Texto de origem >>
* * * * * * *

Ideias Livres

terça-feira, janeiro 17, 2006

O mundo irónico em que vivemos

Anteontem, na entrada da A3, direcção Porto-Braga, um camião de transporte de suínos com cerca de 200 animais tombou, provocando a morte de cerca de 30 porcos. Os restantes safaram-se como puderam, dispersando pela auto-estrada. A Sic Notícias usou como parangona para o ocorrido "30 porcos morrem em despiste na A3" ou algo do género.

Entrevistado pelo jornalista da SIC quanto ao estado dos restantes animais, o suinicultor proprietário dos animais e do veículo disse, com enorme profissionalismo: "Bom, recolhemos os animais, eles vão ser examinados e, caso estejam bem, serão conduzidos ao matadouro..."

Quais os direitos dos animais? Em que nos devemos basear para os definir? Qual deve ser a posição de um liberal relativamente a esta matéria? Se, por um lado, a tendência vai no sentido de uma maior sensibilidade em relação ao sofrimento dos animais - essencialmente, como reacção egoísta contra o nosso próprio sofrimento - por outro existe um claro conflito de interesses entre a vida de muitos animais e a nossa dieta alimentar. Será que a nossa dieta alimentar poderá, algum dia, dispensar a ingestão de carne? Devem os animais ter direitos que se assemelhem aos dos seres humanos, à semelhança do que sucede, por exemplo, com os indivíduos com deficiências mentais profundas? Confesso que não tenho grandes respostas para estas questões e não sei se algum dia terei. Temos relações muito distintas com outras espécies. Um cão não é visto da mesma forma que um rato, por exemplo. Tal faz pressupor que decisões que tomemos nesta matéria tenderão a fazer reflectir a proximidade afectiva que tivermos às espécies em questão. Espero voltar a este tema no futuro.

1 Comments:

  • Tema muitíssimo interessante!

    Vou dar a minha achega:

    Acho que esta problemática tem mais a ver com o Homem urbano que com o Homem rural, que lida com a situação todos os dias e cresce habituado a matanças. Para o homem rural não há nada de cruel em segurar uma galinha, cortar-lhe o pescoço, segurá-la bem para não estrebuchar muito, esperar que o sangue pare de correr, pô-la numa panela com água a ferver, depená-la e esventrá-la para ser comida ou vendida. Eu tive a sorte de conhecer esta realidade: antes dos 6 anos já tinha assistido à matança do porco, do cabrito e das galinhas ainda que à distância (sim eu era/sou um menino de cidade apesar de tudo). Mas a grande maioria das pessoas cresidas em meios urbanos não estão habituadas a lidar com isto. Esta realidade ficou confinada às áreas rurais (que abastecem as cidades).

* * * * * * *

Edite o trecho do texto sobre o acidente na A3 que começa nas palavras "Anteontem, na entrada" e termina depois de "algo do género.", trocando "camião" por "veículo pesado".

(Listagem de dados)
* * * * * * *

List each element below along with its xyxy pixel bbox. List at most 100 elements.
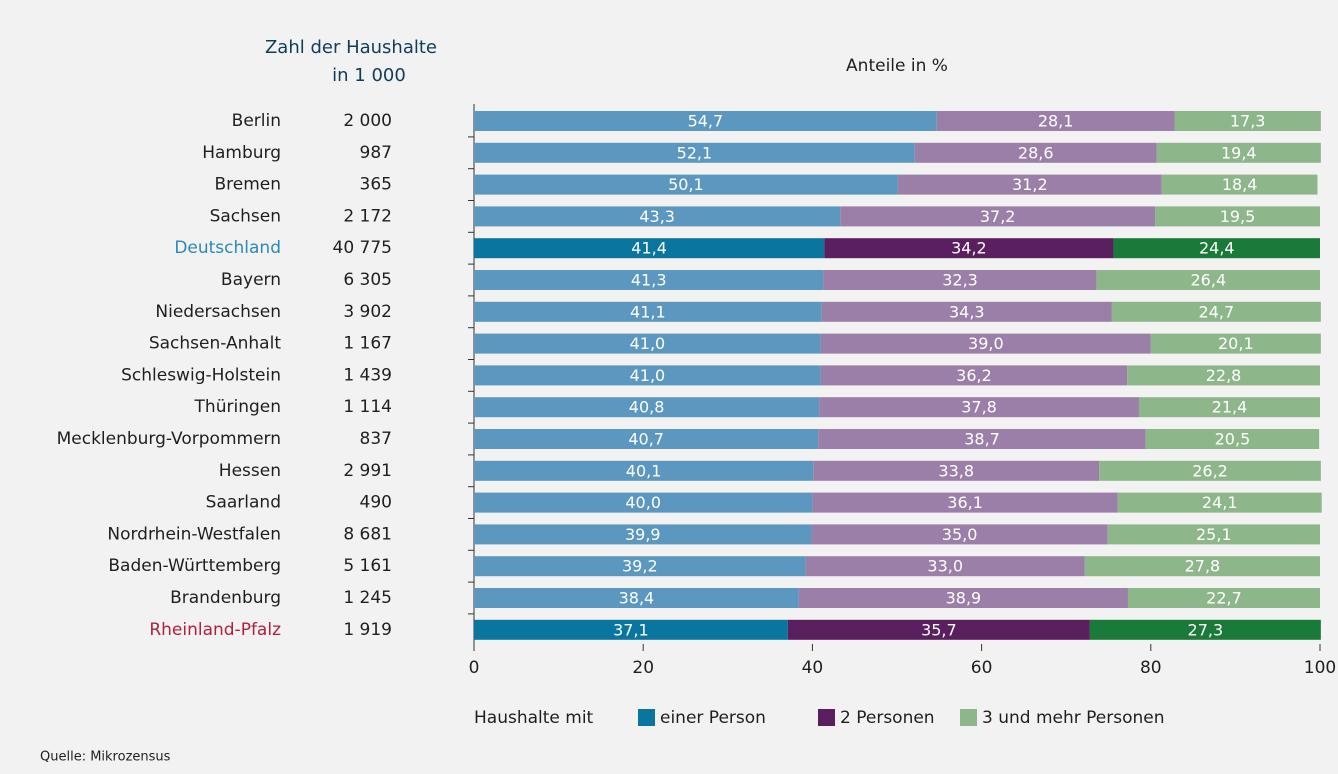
households-value: 1 919: [343, 620, 392, 640]
value-label: 41,0: [630, 334, 666, 353]
bar-segment: [1113, 238, 1320, 259]
value-label: 22,7: [1206, 589, 1242, 608]
legend-label: 2 Personen: [840, 708, 935, 728]
bar-segment: [897, 174, 1162, 195]
value-label: 25,1: [1196, 525, 1232, 544]
value-label: 21,4: [1212, 398, 1248, 417]
households-value: 6 305: [343, 270, 392, 290]
bar-segment: [474, 333, 821, 354]
bar-segment: [819, 397, 1139, 418]
bar-segment: [813, 460, 1100, 481]
value-label: 35,0: [942, 525, 978, 544]
x-tick-label: 100: [1304, 658, 1336, 678]
x-tick-label: 80: [1140, 658, 1162, 678]
value-label: 26,2: [1192, 461, 1228, 480]
value-label: 28,6: [1018, 143, 1054, 162]
legend-swatch: [818, 709, 835, 726]
value-label: 35,7: [921, 620, 957, 639]
value-label: 34,3: [949, 302, 985, 321]
x-tick-label: 60: [971, 658, 993, 678]
value-label: 38,4: [619, 589, 655, 608]
households-header: in 1 000: [332, 65, 406, 86]
households-value: 3 902: [343, 302, 392, 322]
households-value: 2 000: [343, 111, 392, 131]
bar-segment: [1155, 206, 1320, 227]
bar-segment: [818, 429, 1146, 449]
bar-segment: [474, 206, 841, 227]
bar-segment: [1089, 619, 1321, 640]
bar-segment: [1161, 174, 1318, 195]
value-label: 34,2: [951, 239, 987, 258]
category-label: Sachsen-Anhalt: [149, 334, 281, 354]
bar-segment: [1127, 365, 1320, 386]
source: Quelle: Mikrozensus: [40, 750, 171, 765]
value-label: 38,9: [946, 589, 982, 608]
households-value: 1 167: [343, 334, 392, 354]
value-label: 54,7: [688, 112, 724, 131]
households-value: 8 681: [343, 524, 392, 544]
category-label: Mecklenburg-Vorpommern: [57, 429, 281, 449]
bar-segment: [823, 270, 1097, 290]
bar-segment: [798, 588, 1128, 608]
value-label: 24,7: [1199, 302, 1235, 321]
bar-segment: [474, 524, 812, 545]
households-value: 365: [360, 175, 392, 195]
bar-segment: [474, 397, 820, 418]
households-value: 1 114: [343, 397, 392, 417]
households-value: 2 172: [343, 206, 392, 226]
bar-segment: [1138, 397, 1320, 418]
category-label: Rheinland-Pfalz: [149, 620, 281, 640]
bar-segment: [821, 301, 1112, 322]
bar-segment: [474, 460, 814, 481]
subtitle: Anteile in %: [846, 56, 948, 76]
bar-segment: [474, 270, 824, 290]
bar-segment: [474, 142, 915, 163]
value-label: 19,4: [1221, 143, 1257, 162]
legend-swatch: [638, 709, 655, 726]
value-label: 41,3: [631, 271, 667, 290]
category-label: Niedersachsen: [155, 302, 281, 322]
legend-title: Haushalte mit: [474, 708, 594, 728]
bar-segment: [1156, 142, 1321, 163]
value-label: 40,7: [628, 430, 664, 449]
bar-segment: [474, 301, 822, 322]
bar-segment: [1107, 524, 1320, 545]
bar-segment: [474, 429, 819, 449]
value-label: 36,2: [956, 366, 992, 385]
x-tick-label: 20: [632, 658, 654, 678]
households-value: 40 775: [333, 238, 392, 258]
value-label: 27,8: [1185, 557, 1221, 576]
bar-segment: [1127, 588, 1320, 608]
x-tick-label: 40: [802, 658, 824, 678]
value-label: 39,0: [968, 334, 1004, 353]
bar-segment: [1145, 429, 1320, 449]
value-label: 37,1: [613, 620, 649, 639]
value-label: 33,8: [938, 461, 974, 480]
value-label: 41,1: [630, 302, 666, 321]
households-value: 1 245: [343, 588, 392, 608]
households-value: 1 439: [343, 365, 392, 385]
value-label: 17,3: [1230, 112, 1266, 131]
value-label: 39,9: [625, 525, 661, 544]
value-label: 37,2: [980, 207, 1016, 226]
bar-segment: [805, 556, 1085, 577]
category-label: Bayern: [221, 270, 281, 290]
legend-swatch: [960, 709, 977, 726]
category-label: Berlin: [232, 111, 281, 131]
category-label: Baden-Württemberg: [108, 556, 281, 576]
value-label: 33,0: [927, 557, 963, 576]
value-label: 39,2: [622, 557, 658, 576]
value-label: 20,1: [1218, 334, 1254, 353]
bar-segment: [914, 142, 1157, 163]
bar-segment: [787, 619, 1090, 640]
households-value: 490: [360, 493, 392, 513]
bar-segment: [820, 365, 1128, 386]
value-label: 24,1: [1202, 493, 1238, 512]
category-label: Bremen: [214, 175, 281, 195]
value-label: 43,3: [639, 207, 675, 226]
bar-segment: [1084, 556, 1320, 577]
value-label: 22,8: [1206, 366, 1242, 385]
bar-segment: [474, 588, 799, 608]
bar-segment: [811, 524, 1108, 545]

* * * * * * *

Resposta final >>
Anteontem, na entrada da A3, direcção Porto-Braga, um veículo pesado de transporte de suínos com cerca de 200 animais tombou, provocando a morte de cerca de 30 porcos. Os restantes safaram-se como puderam, dispersando pela auto-estrada. A Sic Notícias usou como parangona para o ocorrido "30 porcos morrem em despiste na A3" ou algo do género.